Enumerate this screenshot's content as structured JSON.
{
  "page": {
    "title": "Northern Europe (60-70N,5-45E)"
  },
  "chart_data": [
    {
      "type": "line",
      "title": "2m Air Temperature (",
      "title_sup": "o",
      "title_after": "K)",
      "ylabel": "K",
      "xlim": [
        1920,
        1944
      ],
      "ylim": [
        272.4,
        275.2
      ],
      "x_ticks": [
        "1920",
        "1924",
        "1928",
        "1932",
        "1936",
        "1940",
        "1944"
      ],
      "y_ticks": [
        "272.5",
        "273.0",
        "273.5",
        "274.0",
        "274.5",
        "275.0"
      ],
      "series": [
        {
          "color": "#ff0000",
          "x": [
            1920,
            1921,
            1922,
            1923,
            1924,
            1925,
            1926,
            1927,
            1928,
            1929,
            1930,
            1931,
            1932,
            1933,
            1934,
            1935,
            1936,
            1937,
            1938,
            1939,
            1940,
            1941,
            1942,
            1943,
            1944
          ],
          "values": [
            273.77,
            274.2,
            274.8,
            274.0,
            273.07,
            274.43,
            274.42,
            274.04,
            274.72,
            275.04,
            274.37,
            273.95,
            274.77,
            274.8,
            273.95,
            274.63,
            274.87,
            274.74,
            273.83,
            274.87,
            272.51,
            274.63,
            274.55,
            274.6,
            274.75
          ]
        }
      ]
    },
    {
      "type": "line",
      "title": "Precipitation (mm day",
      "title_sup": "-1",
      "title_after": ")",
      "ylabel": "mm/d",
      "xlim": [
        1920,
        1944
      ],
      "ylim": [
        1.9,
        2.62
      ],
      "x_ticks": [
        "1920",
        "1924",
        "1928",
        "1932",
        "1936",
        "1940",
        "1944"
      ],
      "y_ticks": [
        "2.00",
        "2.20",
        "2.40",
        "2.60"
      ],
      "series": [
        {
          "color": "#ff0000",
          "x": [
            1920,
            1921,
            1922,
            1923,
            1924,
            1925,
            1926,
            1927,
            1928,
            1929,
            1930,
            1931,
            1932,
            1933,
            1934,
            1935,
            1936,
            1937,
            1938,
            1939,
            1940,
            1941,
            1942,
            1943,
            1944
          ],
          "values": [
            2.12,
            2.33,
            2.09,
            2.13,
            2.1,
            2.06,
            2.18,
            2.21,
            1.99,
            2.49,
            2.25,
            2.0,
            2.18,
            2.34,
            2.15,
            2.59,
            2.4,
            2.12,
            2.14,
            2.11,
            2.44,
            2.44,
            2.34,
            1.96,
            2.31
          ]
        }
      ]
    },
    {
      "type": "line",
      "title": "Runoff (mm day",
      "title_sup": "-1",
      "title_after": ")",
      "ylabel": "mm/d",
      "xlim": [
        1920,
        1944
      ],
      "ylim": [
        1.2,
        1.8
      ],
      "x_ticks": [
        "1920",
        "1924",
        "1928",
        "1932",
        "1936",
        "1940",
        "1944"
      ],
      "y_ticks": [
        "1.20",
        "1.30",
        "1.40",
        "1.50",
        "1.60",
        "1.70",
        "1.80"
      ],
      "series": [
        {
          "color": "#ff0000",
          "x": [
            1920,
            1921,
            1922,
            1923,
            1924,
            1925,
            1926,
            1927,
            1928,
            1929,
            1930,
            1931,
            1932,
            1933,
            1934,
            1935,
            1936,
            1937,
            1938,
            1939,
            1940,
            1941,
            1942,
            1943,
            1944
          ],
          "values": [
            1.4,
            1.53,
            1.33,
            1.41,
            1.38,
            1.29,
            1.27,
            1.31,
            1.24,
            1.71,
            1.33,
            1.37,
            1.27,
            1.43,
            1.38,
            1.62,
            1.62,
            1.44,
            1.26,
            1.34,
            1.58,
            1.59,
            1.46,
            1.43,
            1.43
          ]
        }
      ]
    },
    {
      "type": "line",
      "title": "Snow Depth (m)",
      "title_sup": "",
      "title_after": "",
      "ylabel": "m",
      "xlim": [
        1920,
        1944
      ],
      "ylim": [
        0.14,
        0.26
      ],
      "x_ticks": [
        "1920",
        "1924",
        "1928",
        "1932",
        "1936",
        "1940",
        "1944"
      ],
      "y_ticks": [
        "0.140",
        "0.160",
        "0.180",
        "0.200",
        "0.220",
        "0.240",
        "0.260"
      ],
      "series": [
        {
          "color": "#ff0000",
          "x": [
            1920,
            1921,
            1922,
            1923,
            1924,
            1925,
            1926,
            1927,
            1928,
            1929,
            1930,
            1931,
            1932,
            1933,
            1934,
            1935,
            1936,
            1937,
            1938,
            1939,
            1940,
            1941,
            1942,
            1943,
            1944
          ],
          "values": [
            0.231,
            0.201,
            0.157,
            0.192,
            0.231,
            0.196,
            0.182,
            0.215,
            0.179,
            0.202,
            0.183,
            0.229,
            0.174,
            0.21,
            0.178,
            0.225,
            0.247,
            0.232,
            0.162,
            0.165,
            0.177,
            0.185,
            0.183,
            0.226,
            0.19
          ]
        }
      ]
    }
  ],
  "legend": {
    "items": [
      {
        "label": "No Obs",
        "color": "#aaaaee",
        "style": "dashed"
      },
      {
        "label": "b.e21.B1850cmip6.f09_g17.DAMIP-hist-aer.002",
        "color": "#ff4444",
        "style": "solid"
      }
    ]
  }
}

════════════════

**REQUIREMENTS**
Every record above should be copied exactly.

**THE REPLY**
Enumerate this screenshot's content as structured JSON.
{
  "page": {
    "title": "Northern Europe (60-70N,5-45E)"
  },
  "chart_data": [
    {
      "type": "line",
      "title": "2m Air Temperature (",
      "title_sup": "o",
      "title_after": "K)",
      "ylabel": "K",
      "xlim": [
        1920,
        1944
      ],
      "ylim": [
        272.4,
        275.2
      ],
      "x_ticks": [
        "1920",
        "1924",
        "1928",
        "1932",
        "1936",
        "1940",
        "1944"
      ],
      "y_ticks": [
        "272.5",
        "273.0",
        "273.5",
        "274.0",
        "274.5",
        "275.0"
      ],
      "series": [
        {
          "color": "#ff0000",
          "x": [
            1920,
            1921,
            1922,
            1923,
            1924,
            1925,
            1926,
            1927,
            1928,
            1929,
            1930,
            1931,
            1932,
            1933,
            1934,
            1935,
            1936,
            1937,
            1938,
            1939,
            1940,
            1941,
            1942,
            1943,
            1944
          ],
          "values": [
            273.77,
            274.2,
            274.8,
            274.0,
            273.07,
            274.43,
            274.42,
            274.04,
            274.72,
            275.04,
            274.37,
            273.95,
            274.77,
            274.8,
            273.95,
            274.63,
            274.87,
            274.74,
            273.83,
            274.87,
            272.51,
            274.63,
            274.55,
            274.6,
            274.75
          ]
        }
      ]
    },
    {
      "type": "line",
      "title": "Precipitation (mm day",
      "title_sup": "-1",
      "title_after": ")",
      "ylabel": "mm/d",
      "xlim": [
        1920,
        1944
      ],
      "ylim": [
        1.9,
        2.62
      ],
      "x_ticks": [
        "1920",
        "1924",
        "1928",
        "1932",
        "1936",
        "1940",
        "1944"
      ],
      "y_ticks": [
        "2.00",
        "2.20",
        "2.40",
        "2.60"
      ],
      "series": [
        {
          "color": "#ff0000",
          "x": [
            1920,
            1921,
            1922,
            1923,
            1924,
            1925,
            1926,
            1927,
            1928,
            1929,
            1930,
            1931,
            1932,
            1933,
            1934,
            1935,
            1936,
            1937,
            1938,
            1939,
            1940,
            1941,
            1942,
            1943,
            1944
          ],
          "values": [
            2.12,
            2.33,
            2.09,
            2.13,
            2.1,
            2.06,
            2.18,
            2.21,
            1.99,
            2.49,
            2.25,
            2.0,
            2.18,
            2.34,
            2.15,
            2.59,
            2.4,
            2.12,
            2.14,
            2.11,
            2.44,
            2.44,
            2.34,
            1.96,
            2.31
          ]
        }
      ]
    },
    {
      "type": "line",
      "title": "Runoff (mm day",
      "title_sup": "-1",
      "title_after": ")",
      "ylabel": "mm/d",
      "xlim": [
        1920,
        1944
      ],
      "ylim": [
        1.2,
        1.8
      ],
      "x_ticks": [
        "1920",
        "1924",
        "1928",
        "1932",
        "1936",
        "1940",
        "1944"
      ],
      "y_ticks": [
        "1.20",
        "1.30",
        "1.40",
        "1.50",
        "1.60",
        "1.70",
        "1.80"
      ],
      "series": [
        {
          "color": "#ff0000",
          "x": [
            1920,
            1921,
            1922,
            1923,
            1924,
            1925,
            1926,
            1927,
            1928,
            1929,
            1930,
            1931,
            1932,
            1933,
            1934,
            1935,
            1936,
            1937,
            1938,
            1939,
            1940,
            1941,
            1942,
            1943,
            1944
          ],
          "values": [
            1.4,
            1.53,
            1.33,
            1.41,
            1.38,
            1.29,
            1.27,
            1.31,
            1.24,
            1.71,
            1.33,
            1.37,
            1.27,
            1.43,
            1.38,
            1.62,
            1.62,
            1.44,
            1.26,
            1.34,
            1.58,
            1.59,
            1.46,
            1.43,
            1.43
          ]
        }
      ]
    },
    {
      "type": "line",
      "title": "Snow Depth (m)",
      "title_sup": "",
      "title_after": "",
      "ylabel": "m",
      "xlim": [
        1920,
        1944
      ],
      "ylim": [
        0.14,
        0.26
      ],
      "x_ticks": [
        "1920",
        "1924",
        "1928",
        "1932",
        "1936",
        "1940",
        "1944"
      ],
      "y_ticks": [
        "0.140",
        "0.160",
        "0.180",
        "0.200",
        "0.220",
        "0.240",
        "0.260"
      ],
      "series": [
        {
          "color": "#ff0000",
          "x": [
            1920,
            1921,
            1922,
            1923,
            1924,
            1925,
            1926,
            1927,
            1928,
            1929,
            1930,
            1931,
            1932,
            1933,
            1934,
            1935,
            1936,
            1937,
            1938,
            1939,
            1940,
            1941,
            1942,
            1943,
            1944
          ],
          "values": [
            0.231,
            0.201,
            0.157,
            0.192,
            0.231,
            0.196,
            0.182,
            0.215,
            0.179,
            0.202,
            0.183,
            0.229,
            0.174,
            0.21,
            0.178,
            0.225,
            0.247,
            0.232,
            0.162,
            0.165,
            0.177,
            0.185,
            0.183,
            0.226,
            0.19
          ]
        }
      ]
    }
  ],
  "legend": {
    "items": [
      {
        "label": "No Obs",
        "color": "#aaaaee",
        "style": "dashed"
      },
      {
        "label": "b.e21.B1850cmip6.f09_g17.DAMIP-hist-aer.002",
        "color": "#ff4444",
        "style": "solid"
      }
    ]
  }
}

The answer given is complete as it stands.